— Given problem —
Scan the data below and pick out the lines containing the word "学历证书".

* * * *

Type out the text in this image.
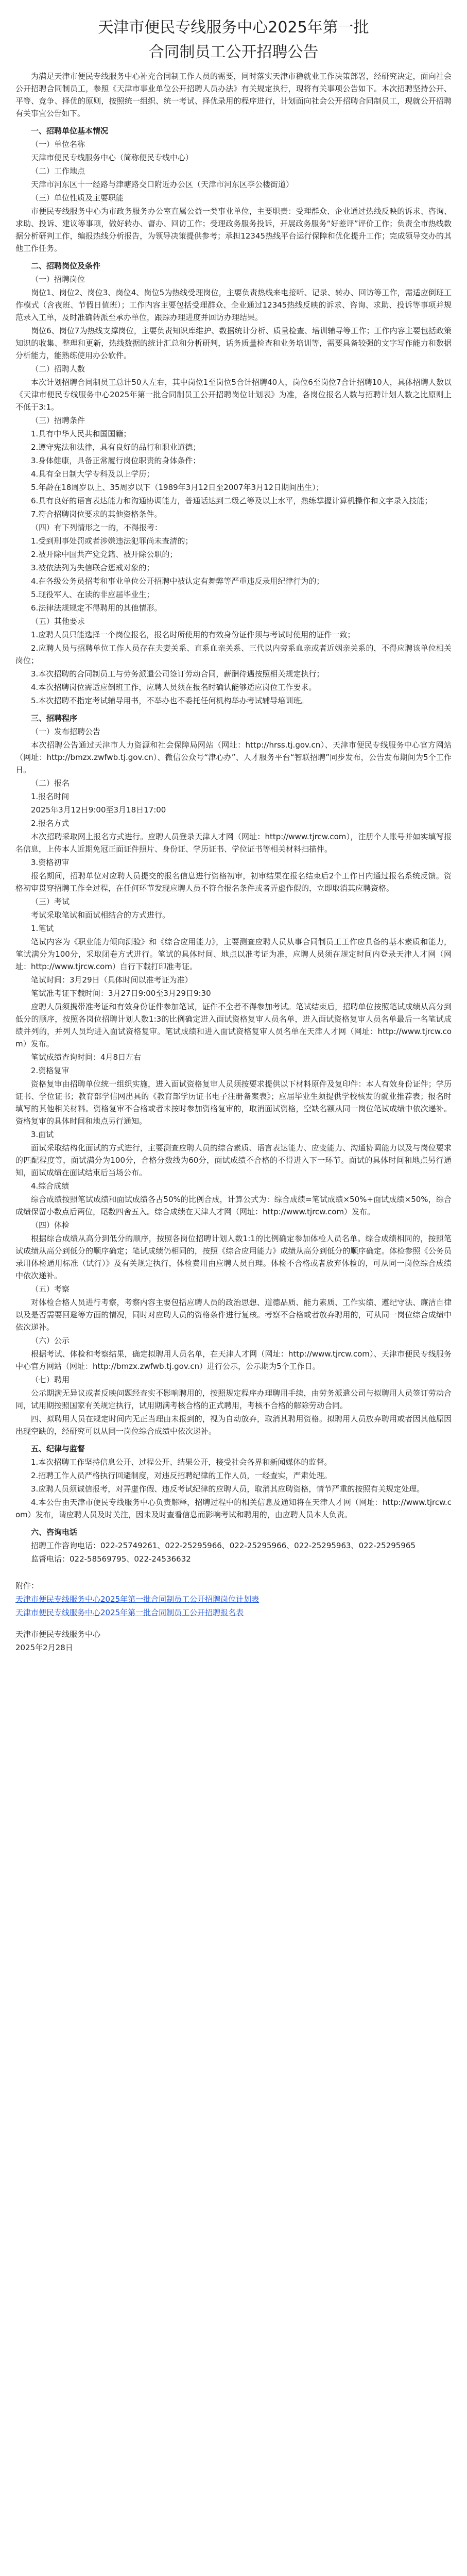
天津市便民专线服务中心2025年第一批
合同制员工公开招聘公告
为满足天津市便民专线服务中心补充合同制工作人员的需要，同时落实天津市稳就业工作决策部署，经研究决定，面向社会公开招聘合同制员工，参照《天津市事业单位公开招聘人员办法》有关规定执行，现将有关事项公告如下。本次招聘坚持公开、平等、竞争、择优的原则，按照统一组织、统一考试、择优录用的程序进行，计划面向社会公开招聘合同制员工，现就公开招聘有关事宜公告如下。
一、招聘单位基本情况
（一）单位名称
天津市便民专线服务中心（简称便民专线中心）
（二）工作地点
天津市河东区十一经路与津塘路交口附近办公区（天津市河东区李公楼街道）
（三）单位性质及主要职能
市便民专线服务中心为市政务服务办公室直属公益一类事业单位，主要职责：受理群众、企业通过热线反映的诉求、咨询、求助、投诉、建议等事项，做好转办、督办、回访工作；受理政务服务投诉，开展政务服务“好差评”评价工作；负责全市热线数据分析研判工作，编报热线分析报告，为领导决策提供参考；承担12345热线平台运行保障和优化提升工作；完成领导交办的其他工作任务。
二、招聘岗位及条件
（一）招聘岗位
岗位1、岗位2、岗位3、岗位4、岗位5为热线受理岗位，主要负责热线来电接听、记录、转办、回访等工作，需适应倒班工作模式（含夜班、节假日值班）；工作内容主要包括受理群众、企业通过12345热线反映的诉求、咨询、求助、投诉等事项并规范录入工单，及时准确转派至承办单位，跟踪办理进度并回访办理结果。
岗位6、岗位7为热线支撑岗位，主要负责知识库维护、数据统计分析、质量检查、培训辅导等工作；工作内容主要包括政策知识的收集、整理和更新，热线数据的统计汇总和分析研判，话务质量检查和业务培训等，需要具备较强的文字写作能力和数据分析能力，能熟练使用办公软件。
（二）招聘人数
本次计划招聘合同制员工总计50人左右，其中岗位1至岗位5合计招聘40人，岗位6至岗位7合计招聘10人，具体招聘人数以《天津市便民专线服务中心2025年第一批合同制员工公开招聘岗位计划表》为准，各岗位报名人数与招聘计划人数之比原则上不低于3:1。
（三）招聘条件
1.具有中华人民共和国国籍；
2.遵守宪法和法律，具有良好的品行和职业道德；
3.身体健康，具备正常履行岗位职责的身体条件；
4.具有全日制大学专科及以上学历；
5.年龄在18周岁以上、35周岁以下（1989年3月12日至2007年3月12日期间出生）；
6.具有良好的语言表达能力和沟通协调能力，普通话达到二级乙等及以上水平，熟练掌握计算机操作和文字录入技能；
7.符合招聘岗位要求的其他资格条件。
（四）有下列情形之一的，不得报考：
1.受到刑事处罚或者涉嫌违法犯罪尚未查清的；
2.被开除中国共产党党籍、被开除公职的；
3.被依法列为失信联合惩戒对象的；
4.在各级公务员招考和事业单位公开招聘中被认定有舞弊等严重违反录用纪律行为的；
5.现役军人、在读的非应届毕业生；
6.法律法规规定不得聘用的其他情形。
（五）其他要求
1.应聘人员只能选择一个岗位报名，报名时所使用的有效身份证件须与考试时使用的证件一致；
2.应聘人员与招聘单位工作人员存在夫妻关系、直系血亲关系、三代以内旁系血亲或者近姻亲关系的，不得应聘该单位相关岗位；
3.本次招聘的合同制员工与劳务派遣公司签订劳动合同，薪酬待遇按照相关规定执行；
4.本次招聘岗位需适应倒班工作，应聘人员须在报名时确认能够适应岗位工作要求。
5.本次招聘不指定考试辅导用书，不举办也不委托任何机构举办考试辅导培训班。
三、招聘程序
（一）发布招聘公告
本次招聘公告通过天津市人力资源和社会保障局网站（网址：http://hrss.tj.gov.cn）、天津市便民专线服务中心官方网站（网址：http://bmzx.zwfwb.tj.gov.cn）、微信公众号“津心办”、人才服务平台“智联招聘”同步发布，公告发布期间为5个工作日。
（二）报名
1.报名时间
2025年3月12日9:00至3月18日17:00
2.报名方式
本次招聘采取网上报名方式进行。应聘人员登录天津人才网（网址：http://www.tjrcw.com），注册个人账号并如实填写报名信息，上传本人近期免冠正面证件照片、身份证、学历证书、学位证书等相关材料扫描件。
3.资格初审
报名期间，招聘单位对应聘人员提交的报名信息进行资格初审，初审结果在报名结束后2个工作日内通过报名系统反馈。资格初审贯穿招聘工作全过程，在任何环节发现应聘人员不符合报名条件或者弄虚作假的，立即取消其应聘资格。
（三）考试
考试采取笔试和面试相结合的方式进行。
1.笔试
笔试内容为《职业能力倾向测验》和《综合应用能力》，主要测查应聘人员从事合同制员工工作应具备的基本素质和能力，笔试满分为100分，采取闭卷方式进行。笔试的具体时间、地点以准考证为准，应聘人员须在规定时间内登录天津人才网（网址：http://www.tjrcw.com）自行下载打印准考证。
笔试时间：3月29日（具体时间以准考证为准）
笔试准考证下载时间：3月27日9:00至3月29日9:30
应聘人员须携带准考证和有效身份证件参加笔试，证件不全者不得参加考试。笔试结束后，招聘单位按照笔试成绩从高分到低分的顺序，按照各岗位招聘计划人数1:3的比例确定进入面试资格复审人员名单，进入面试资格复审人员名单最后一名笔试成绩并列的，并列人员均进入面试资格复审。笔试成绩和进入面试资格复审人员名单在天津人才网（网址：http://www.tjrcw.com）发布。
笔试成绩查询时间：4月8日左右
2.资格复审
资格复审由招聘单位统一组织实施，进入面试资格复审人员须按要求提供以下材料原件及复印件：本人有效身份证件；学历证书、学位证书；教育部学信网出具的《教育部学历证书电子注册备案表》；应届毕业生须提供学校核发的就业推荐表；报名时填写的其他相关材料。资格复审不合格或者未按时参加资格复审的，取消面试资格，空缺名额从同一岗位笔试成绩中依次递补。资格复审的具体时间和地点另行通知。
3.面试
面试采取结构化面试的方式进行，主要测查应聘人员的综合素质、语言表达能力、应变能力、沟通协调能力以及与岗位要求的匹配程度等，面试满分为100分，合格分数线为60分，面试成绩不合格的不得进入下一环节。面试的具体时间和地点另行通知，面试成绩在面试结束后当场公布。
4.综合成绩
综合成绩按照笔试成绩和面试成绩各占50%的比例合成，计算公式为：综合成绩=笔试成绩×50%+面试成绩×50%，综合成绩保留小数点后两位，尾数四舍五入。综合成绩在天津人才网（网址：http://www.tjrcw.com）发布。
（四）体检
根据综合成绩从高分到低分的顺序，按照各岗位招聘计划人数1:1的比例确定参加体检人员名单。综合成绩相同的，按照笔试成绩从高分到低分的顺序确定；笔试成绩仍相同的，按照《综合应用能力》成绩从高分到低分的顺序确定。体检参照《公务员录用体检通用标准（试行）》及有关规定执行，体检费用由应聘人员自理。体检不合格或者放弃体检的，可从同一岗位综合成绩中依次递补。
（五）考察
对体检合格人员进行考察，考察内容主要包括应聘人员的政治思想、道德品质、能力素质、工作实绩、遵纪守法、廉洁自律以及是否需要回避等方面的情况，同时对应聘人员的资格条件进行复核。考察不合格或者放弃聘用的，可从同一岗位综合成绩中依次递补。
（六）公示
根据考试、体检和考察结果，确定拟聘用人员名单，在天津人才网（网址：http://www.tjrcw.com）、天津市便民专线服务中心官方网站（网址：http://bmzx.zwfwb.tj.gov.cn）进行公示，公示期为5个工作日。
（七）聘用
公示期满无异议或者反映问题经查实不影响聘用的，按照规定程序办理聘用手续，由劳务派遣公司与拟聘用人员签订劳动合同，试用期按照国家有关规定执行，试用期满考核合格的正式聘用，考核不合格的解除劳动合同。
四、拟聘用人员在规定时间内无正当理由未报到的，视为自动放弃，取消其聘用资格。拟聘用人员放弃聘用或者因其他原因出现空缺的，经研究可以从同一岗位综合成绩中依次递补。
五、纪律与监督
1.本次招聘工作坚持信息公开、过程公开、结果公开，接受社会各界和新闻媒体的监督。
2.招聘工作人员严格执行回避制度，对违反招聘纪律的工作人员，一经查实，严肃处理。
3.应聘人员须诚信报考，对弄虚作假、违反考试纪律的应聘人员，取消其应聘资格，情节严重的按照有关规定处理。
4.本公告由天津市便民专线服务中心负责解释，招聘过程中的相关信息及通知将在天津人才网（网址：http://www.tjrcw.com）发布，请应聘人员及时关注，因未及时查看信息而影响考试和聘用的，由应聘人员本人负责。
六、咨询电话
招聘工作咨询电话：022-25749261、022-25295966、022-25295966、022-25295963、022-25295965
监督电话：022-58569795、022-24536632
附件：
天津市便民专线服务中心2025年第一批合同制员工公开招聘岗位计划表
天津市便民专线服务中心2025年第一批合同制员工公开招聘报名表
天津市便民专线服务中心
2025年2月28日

* * * *

— Answer —
本次招聘采取网上报名方式进行。应聘人员登录天津人才网（网址：http://www.tjrcw.com），注册个人账号并如实填写报名信息，上传本人近期免冠正面证件照片、身份证、学历证书、学位证书等相关材料扫描件。
资格复审由招聘单位统一组织实施，进入面试资格复审人员须按要求提供以下材料原件及复印件：本人有效身份证件；学历证书、学位证书；教育部学信网出具的《教育部学历证书电子注册备案表》；应届毕业生须提供学校核发的就业推荐表；报名时填写的其他相关材料。资格复审不合格或者未按时参加资格复审的，取消面试资格，空缺名额从同一岗位笔试成绩中依次递补。资格复审的具体时间和地点另行通知。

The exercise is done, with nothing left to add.